*Exercises:*
1. Answer these questions from the PACU patient narrative:
(a) What dose of labetolol was given, and by what route?
(b) What pain medication was suggested to the anesthesiologist?
(c) What did cardiology recommend when the blood pressure trended down to the low 90's systolic?
2. From the PACU patient narrative, extract the passage starting with "While waiting for" and going on through "stable at 105/45.", copying it word for word.

*Page excerpt:*

-----

GS slept for the first 30 minutes after arrival to PACU .His vitals were within normal limits until he woke up and started complaining of pain and his blood pressure began trending upwards. I was told in report that he had high blood pressures during the case requiring medication. His current pressure was 180/91 and his HR 68 so I medicated him as ordered with 10 mg of labetolol IV. The labetolol brought his pressure down nicely but unfortunately after about 30 minutes his heart rate changed abruptly into a sinus bradycardia in the 30’s. Despite his very low heart rate GS was alert and oriented with a stable blood pressure of 110/65. I grabbed atropine to have on hand and called for anesthesia stat. His anesthesiologist was there in minutes and administered him glycopyrolate 0.2mg intravenous with no effect. In addition, the anesthesiologist suggested we try atropine 0.5 mg which I administered, but that also had no effect. The anesthesiologist felt that his heart rate was due to the beta-blocking effect of the labetolol and he stated that he was OK with the patient’s heart rate as long as his blood pressure was stable and he remained asymptomatic. An EKG was done showing sinus bradycardia with no ST changes noted. However, as a precaution , a stat cardiology consult was paged out, labs were drawn and sent as ordered by anesthesia and he was upgraded to ICU status for overnight observation.

While waiting for the cardiology consult, GS began complaining of a lot of pain. I explained to him that I could not give him narcotics for fear that the medication might drop his blood pressure. I suggested IV Tylenol for pain control to the anesthesiologist and he agreed. The Tylenol was given and it appeared to help GS’s pain as he began to drift off to sleep. GS’s heart rate was still in the low 30's but his blood pressure remained stable at 105/45.

Cardiology returned the page and I briefed them on the patient’s status. The plan of care was to continue to monitor the patient and treat with glucagon 1mg intravenous if he became symptomatic. An EKG was repeated as ordered, with no changes noted. I continued to monitor GS closely while he slept. About three hours after GS's initial heart rate went down I noticed that his blood pressure was now trending downwards to the low 90’s-mmhg systolic. This made me nervous and although he was still oriented x 3 without any complaints of chest pain, dizziness, or shortness of breath, I knew that it was important to address his blood pressure promptly. Cardiology was made aware and they recommended a 250ml normal saline bolus, which I initiated immediately, effectively bringing his blood pressure back up above 100mmhg systolic.

-----

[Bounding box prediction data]
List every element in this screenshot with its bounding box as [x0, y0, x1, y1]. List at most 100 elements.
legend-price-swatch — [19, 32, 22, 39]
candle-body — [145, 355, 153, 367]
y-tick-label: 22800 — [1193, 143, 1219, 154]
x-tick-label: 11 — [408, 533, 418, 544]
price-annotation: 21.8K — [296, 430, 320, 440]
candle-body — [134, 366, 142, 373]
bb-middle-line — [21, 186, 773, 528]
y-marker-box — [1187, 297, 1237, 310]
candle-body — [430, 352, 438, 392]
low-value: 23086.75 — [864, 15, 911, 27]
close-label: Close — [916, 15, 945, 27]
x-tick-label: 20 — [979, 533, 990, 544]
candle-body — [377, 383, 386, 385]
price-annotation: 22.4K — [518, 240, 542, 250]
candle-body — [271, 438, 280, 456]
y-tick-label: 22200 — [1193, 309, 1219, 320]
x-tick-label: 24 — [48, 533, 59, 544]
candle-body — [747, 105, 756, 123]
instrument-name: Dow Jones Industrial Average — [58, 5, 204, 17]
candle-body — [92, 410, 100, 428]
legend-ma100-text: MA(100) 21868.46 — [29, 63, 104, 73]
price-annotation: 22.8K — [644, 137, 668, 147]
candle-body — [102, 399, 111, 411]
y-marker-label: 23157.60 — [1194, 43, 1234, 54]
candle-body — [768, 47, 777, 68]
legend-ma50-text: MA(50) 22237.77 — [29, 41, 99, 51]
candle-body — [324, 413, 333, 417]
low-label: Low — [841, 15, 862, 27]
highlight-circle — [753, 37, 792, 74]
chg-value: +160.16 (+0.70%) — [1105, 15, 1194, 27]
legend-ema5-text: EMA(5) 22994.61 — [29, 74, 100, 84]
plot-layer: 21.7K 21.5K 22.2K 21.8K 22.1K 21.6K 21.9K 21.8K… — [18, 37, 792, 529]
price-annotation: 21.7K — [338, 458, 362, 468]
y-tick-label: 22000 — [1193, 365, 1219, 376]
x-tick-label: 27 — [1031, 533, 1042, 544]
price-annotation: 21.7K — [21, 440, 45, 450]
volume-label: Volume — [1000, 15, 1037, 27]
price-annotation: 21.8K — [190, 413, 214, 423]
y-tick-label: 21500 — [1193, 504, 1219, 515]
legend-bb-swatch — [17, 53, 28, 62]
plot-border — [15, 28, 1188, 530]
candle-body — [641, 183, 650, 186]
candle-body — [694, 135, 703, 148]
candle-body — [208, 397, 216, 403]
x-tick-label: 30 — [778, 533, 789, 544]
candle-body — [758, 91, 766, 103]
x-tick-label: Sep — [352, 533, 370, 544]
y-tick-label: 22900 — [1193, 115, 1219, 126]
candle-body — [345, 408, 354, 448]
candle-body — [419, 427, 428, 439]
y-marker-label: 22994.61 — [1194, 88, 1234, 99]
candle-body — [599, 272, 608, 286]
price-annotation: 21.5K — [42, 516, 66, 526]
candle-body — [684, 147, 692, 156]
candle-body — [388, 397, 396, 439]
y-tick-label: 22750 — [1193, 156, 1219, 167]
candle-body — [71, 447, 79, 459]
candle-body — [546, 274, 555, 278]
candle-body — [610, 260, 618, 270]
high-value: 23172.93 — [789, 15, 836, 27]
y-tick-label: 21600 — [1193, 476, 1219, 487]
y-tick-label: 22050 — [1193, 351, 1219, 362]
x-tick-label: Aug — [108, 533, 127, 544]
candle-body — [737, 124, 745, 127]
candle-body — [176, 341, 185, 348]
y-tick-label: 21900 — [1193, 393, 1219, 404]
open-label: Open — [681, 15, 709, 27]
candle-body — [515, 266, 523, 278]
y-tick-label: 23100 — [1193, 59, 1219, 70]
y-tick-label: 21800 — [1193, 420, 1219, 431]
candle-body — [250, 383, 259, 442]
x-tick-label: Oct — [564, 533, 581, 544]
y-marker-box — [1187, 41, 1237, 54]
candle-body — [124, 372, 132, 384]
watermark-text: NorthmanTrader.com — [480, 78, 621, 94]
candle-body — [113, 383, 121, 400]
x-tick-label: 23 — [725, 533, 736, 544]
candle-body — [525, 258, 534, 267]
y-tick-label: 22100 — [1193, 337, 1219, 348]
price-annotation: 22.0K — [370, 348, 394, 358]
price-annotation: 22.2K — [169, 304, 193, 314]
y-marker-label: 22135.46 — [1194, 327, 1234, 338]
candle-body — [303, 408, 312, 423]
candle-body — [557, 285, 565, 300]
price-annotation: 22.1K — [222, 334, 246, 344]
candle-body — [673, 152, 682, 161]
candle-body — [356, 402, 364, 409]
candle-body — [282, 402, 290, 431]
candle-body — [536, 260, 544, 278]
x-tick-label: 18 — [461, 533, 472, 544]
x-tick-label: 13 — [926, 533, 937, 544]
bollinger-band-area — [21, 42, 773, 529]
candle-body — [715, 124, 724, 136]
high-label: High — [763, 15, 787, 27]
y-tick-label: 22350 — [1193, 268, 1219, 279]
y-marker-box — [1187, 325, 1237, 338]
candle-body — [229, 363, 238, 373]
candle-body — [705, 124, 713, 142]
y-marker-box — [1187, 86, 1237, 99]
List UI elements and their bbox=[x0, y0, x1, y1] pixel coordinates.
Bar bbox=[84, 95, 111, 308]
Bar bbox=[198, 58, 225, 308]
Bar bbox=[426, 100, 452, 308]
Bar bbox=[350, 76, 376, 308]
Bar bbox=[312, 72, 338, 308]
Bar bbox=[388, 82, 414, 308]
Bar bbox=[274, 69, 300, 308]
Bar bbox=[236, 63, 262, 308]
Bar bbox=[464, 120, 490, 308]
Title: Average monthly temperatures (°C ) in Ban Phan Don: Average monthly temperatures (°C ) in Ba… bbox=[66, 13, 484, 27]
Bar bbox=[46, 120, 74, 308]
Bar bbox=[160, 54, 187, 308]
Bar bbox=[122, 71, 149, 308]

-----

*Answers:*
1.
(a) 10 mg, intravenously (IV)
(b) IV Tylenol
(c) A 250ml normal saline bolus

2.
While waiting for the cardiology consult, GS began complaining of a lot of pain. I explained to him that I could not give him narcotics for fear that the medication might drop his blood pressure. I suggested IV Tylenol for pain control to the anesthesiologist and he agreed. The Tylenol was given and it appeared to help GS’s pain as he began to drift off to sleep. GS’s heart rate was still in the low 30's but his blood pressure remained stable at 105/45.